- _Given request_: Exactly reproduce each record listed below.

-------

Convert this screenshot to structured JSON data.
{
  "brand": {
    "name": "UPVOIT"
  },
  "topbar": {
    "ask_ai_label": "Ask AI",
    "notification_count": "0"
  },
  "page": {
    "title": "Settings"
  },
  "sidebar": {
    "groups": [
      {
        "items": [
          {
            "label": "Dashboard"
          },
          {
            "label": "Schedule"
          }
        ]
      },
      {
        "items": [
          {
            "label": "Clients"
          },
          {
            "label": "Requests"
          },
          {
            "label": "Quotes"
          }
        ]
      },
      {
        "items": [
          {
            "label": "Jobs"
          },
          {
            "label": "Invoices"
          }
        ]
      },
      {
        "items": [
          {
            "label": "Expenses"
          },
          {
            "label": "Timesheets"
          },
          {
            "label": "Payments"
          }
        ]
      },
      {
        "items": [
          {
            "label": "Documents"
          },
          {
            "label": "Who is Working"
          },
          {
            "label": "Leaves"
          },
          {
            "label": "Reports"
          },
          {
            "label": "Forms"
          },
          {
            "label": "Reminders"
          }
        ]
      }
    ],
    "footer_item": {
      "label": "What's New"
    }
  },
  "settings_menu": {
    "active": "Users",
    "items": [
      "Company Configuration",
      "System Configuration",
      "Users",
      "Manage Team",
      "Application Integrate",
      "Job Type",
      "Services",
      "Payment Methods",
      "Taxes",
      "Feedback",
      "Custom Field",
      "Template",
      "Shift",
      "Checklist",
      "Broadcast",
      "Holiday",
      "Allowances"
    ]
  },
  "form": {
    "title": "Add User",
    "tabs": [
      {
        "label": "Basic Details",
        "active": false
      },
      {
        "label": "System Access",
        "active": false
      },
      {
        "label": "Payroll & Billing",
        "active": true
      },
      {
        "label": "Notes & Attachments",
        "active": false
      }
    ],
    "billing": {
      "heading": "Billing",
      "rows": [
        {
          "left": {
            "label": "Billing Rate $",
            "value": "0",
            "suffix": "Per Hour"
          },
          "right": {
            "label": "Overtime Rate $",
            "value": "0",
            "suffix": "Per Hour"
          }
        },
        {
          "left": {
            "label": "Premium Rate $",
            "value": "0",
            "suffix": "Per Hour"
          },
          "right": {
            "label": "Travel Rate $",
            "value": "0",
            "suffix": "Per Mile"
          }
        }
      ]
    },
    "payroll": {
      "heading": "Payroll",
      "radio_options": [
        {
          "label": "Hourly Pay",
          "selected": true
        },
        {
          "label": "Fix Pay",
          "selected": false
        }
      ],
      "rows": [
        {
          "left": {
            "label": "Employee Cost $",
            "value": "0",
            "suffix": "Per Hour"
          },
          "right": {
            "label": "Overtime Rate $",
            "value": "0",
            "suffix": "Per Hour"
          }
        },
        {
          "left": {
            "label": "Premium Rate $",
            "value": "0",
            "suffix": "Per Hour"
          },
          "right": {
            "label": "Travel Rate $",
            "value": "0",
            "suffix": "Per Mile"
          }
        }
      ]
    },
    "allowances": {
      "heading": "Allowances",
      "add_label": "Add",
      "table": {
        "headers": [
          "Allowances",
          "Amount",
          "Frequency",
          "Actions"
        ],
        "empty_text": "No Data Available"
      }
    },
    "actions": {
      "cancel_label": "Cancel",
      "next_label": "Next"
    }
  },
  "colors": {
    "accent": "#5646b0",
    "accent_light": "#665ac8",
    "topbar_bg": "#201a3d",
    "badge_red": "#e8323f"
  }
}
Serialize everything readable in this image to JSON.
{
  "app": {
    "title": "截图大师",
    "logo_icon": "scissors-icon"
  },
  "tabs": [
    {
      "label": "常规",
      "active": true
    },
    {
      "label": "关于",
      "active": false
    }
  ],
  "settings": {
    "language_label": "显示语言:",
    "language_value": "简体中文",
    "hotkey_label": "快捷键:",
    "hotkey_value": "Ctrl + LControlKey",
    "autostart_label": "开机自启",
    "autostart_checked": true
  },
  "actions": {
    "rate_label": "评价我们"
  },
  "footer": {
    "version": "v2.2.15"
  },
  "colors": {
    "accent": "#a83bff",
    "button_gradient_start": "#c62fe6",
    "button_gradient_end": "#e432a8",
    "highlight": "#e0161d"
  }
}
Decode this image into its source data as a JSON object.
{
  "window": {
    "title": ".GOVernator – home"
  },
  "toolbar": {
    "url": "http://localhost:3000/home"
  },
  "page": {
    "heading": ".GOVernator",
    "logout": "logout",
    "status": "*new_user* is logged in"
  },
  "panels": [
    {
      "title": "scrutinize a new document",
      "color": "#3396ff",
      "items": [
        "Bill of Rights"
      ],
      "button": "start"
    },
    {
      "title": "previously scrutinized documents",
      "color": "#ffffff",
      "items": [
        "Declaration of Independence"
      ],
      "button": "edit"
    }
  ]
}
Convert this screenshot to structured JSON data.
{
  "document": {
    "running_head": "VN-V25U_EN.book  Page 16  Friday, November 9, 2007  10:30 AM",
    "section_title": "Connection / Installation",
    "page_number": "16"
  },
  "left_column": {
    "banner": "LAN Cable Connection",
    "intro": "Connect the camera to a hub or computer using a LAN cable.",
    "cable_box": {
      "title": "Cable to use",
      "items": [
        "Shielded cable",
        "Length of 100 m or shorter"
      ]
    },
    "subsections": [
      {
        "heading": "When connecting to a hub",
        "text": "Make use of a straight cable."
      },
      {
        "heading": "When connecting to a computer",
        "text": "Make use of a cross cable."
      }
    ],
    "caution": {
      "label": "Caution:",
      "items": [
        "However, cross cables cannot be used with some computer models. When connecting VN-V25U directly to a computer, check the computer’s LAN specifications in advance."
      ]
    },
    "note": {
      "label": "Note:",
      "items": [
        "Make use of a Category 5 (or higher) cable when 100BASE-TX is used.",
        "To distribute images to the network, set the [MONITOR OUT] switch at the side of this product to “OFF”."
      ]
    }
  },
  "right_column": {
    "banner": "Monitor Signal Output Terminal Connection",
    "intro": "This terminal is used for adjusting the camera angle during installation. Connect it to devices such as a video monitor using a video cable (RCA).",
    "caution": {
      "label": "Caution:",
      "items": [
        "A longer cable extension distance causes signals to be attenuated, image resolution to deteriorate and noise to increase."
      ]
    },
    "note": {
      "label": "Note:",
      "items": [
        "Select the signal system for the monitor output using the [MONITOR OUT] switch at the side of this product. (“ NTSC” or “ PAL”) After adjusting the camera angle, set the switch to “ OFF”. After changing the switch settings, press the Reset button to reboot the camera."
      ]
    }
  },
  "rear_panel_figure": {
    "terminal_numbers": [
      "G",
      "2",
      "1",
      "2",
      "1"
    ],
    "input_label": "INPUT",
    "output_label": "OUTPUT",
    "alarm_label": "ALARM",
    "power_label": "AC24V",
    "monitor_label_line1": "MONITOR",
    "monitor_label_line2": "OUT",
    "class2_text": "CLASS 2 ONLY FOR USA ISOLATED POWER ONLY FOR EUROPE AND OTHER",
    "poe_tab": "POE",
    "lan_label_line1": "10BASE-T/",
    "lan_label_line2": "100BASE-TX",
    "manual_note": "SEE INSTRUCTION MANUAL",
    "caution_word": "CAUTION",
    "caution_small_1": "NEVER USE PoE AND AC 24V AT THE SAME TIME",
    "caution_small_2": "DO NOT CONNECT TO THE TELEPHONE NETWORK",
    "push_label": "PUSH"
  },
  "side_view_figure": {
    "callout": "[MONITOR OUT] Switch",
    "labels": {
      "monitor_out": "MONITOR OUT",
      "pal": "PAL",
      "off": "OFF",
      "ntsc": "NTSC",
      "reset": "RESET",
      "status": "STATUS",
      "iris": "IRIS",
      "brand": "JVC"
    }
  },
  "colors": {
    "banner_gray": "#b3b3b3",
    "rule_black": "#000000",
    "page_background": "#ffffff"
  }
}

-------

- _Solution to the exercise_:
Convert this screenshot to structured JSON data.
{
  "brand": {
    "name": "UPVOIT"
  },
  "topbar": {
    "ask_ai_label": "Ask AI",
    "notification_count": "0"
  },
  "page": {
    "title": "Settings"
  },
  "sidebar": {
    "groups": [
      {
        "items": [
          {
            "label": "Dashboard"
          },
          {
            "label": "Schedule"
          }
        ]
      },
      {
        "items": [
          {
            "label": "Clients"
          },
          {
            "label": "Requests"
          },
          {
            "label": "Quotes"
          }
        ]
      },
      {
        "items": [
          {
            "label": "Jobs"
          },
          {
            "label": "Invoices"
          }
        ]
      },
      {
        "items": [
          {
            "label": "Expenses"
          },
          {
            "label": "Timesheets"
          },
          {
            "label": "Payments"
          }
        ]
      },
      {
        "items": [
          {
            "label": "Documents"
          },
          {
            "label": "Who is Working"
          },
          {
            "label": "Leaves"
          },
          {
            "label": "Reports"
          },
          {
            "label": "Forms"
          },
          {
            "label": "Reminders"
          }
        ]
      }
    ],
    "footer_item": {
      "label": "What's New"
    }
  },
  "settings_menu": {
    "active": "Users",
    "items": [
      "Company Configuration",
      "System Configuration",
      "Users",
      "Manage Team",
      "Application Integrate",
      "Job Type",
      "Services",
      "Payment Methods",
      "Taxes",
      "Feedback",
      "Custom Field",
      "Template",
      "Shift",
      "Checklist",
      "Broadcast",
      "Holiday",
      "Allowances"
    ]
  },
  "form": {
    "title": "Add User",
    "tabs": [
      {
        "label": "Basic Details",
        "active": false
      },
      {
        "label": "System Access",
        "active": false
      },
      {
        "label": "Payroll & Billing",
        "active": true
      },
      {
        "label": "Notes & Attachments",
        "active": false
      }
    ],
    "billing": {
      "heading": "Billing",
      "rows": [
        {
          "left": {
            "label": "Billing Rate $",
            "value": "0",
            "suffix": "Per Hour"
          },
          "right": {
            "label": "Overtime Rate $",
            "value": "0",
            "suffix": "Per Hour"
          }
        },
        {
          "left": {
            "label": "Premium Rate $",
            "value": "0",
            "suffix": "Per Hour"
          },
          "right": {
            "label": "Travel Rate $",
            "value": "0",
            "suffix": "Per Mile"
          }
        }
      ]
    },
    "payroll": {
      "heading": "Payroll",
      "radio_options": [
        {
          "label": "Hourly Pay",
          "selected": true
        },
        {
          "label": "Fix Pay",
          "selected": false
        }
      ],
      "rows": [
        {
          "left": {
            "label": "Employee Cost $",
            "value": "0",
            "suffix": "Per Hour"
          },
          "right": {
            "label": "Overtime Rate $",
            "value": "0",
            "suffix": "Per Hour"
          }
        },
        {
          "left": {
            "label": "Premium Rate $",
            "value": "0",
            "suffix": "Per Hour"
          },
          "right": {
            "label": "Travel Rate $",
            "value": "0",
            "suffix": "Per Mile"
          }
        }
      ]
    },
    "allowances": {
      "heading": "Allowances",
      "add_label": "Add",
      "table": {
        "headers": [
          "Allowances",
          "Amount",
          "Frequency",
          "Actions"
        ],
        "empty_text": "No Data Available"
      }
    },
    "actions": {
      "cancel_label": "Cancel",
      "next_label": "Next"
    }
  },
  "colors": {
    "accent": "#5646b0",
    "accent_light": "#665ac8",
    "topbar_bg": "#201a3d",
    "badge_red": "#e8323f"
  }
}
Serialize everything readable in this image to JSON.
{
  "app": {
    "title": "截图大师",
    "logo_icon": "scissors-icon"
  },
  "tabs": [
    {
      "label": "常规",
      "active": true
    },
    {
      "label": "关于",
      "active": false
    }
  ],
  "settings": {
    "language_label": "显示语言:",
    "language_value": "简体中文",
    "hotkey_label": "快捷键:",
    "hotkey_value": "Ctrl + LControlKey",
    "autostart_label": "开机自启",
    "autostart_checked": true
  },
  "actions": {
    "rate_label": "评价我们"
  },
  "footer": {
    "version": "v2.2.15"
  },
  "colors": {
    "accent": "#a83bff",
    "button_gradient_start": "#c62fe6",
    "button_gradient_end": "#e432a8",
    "highlight": "#e0161d"
  }
}
Decode this image into its source data as a JSON object.
{
  "window": {
    "title": ".GOVernator – home"
  },
  "toolbar": {
    "url": "http://localhost:3000/home"
  },
  "page": {
    "heading": ".GOVernator",
    "logout": "logout",
    "status": "*new_user* is logged in"
  },
  "panels": [
    {
      "title": "scrutinize a new document",
      "color": "#3396ff",
      "items": [
        "Bill of Rights"
      ],
      "button": "start"
    },
    {
      "title": "previously scrutinized documents",
      "color": "#ffffff",
      "items": [
        "Declaration of Independence"
      ],
      "button": "edit"
    }
  ]
}
Convert this screenshot to structured JSON data.
{
  "document": {
    "running_head": "VN-V25U_EN.book  Page 16  Friday, November 9, 2007  10:30 AM",
    "section_title": "Connection / Installation",
    "page_number": "16"
  },
  "left_column": {
    "banner": "LAN Cable Connection",
    "intro": "Connect the camera to a hub or computer using a LAN cable.",
    "cable_box": {
      "title": "Cable to use",
      "items": [
        "Shielded cable",
        "Length of 100 m or shorter"
      ]
    },
    "subsections": [
      {
        "heading": "When connecting to a hub",
        "text": "Make use of a straight cable."
      },
      {
        "heading": "When connecting to a computer",
        "text": "Make use of a cross cable."
      }
    ],
    "caution": {
      "label": "Caution:",
      "items": [
        "However, cross cables cannot be used with some computer models. When connecting VN-V25U directly to a computer, check the computer’s LAN specifications in advance."
      ]
    },
    "note": {
      "label": "Note:",
      "items": [
        "Make use of a Category 5 (or higher) cable when 100BASE-TX is used.",
        "To distribute images to the network, set the [MONITOR OUT] switch at the side of this product to “OFF”."
      ]
    }
  },
  "right_column": {
    "banner": "Monitor Signal Output Terminal Connection",
    "intro": "This terminal is used for adjusting the camera angle during installation. Connect it to devices such as a video monitor using a video cable (RCA).",
    "caution": {
      "label": "Caution:",
      "items": [
        "A longer cable extension distance causes signals to be attenuated, image resolution to deteriorate and noise to increase."
      ]
    },
    "note": {
      "label": "Note:",
      "items": [
        "Select the signal system for the monitor output using the [MONITOR OUT] switch at the side of this product. (“ NTSC” or “ PAL”) After adjusting the camera angle, set the switch to “ OFF”. After changing the switch settings, press the Reset button to reboot the camera."
      ]
    }
  },
  "rear_panel_figure": {
    "terminal_numbers": [
      "G",
      "2",
      "1",
      "2",
      "1"
    ],
    "input_label": "INPUT",
    "output_label": "OUTPUT",
    "alarm_label": "ALARM",
    "power_label": "AC24V",
    "monitor_label_line1": "MONITOR",
    "monitor_label_line2": "OUT",
    "class2_text": "CLASS 2 ONLY FOR USA ISOLATED POWER ONLY FOR EUROPE AND OTHER",
    "poe_tab": "POE",
    "lan_label_line1": "10BASE-T/",
    "lan_label_line2": "100BASE-TX",
    "manual_note": "SEE INSTRUCTION MANUAL",
    "caution_word": "CAUTION",
    "caution_small_1": "NEVER USE PoE AND AC 24V AT THE SAME TIME",
    "caution_small_2": "DO NOT CONNECT TO THE TELEPHONE NETWORK",
    "push_label": "PUSH"
  },
  "side_view_figure": {
    "callout": "[MONITOR OUT] Switch",
    "labels": {
      "monitor_out": "MONITOR OUT",
      "pal": "PAL",
      "off": "OFF",
      "ntsc": "NTSC",
      "reset": "RESET",
      "status": "STATUS",
      "iris": "IRIS",
      "brand": "JVC"
    }
  },
  "colors": {
    "banner_gray": "#b3b3b3",
    "rule_black": "#000000",
    "page_background": "#ffffff"
  }
}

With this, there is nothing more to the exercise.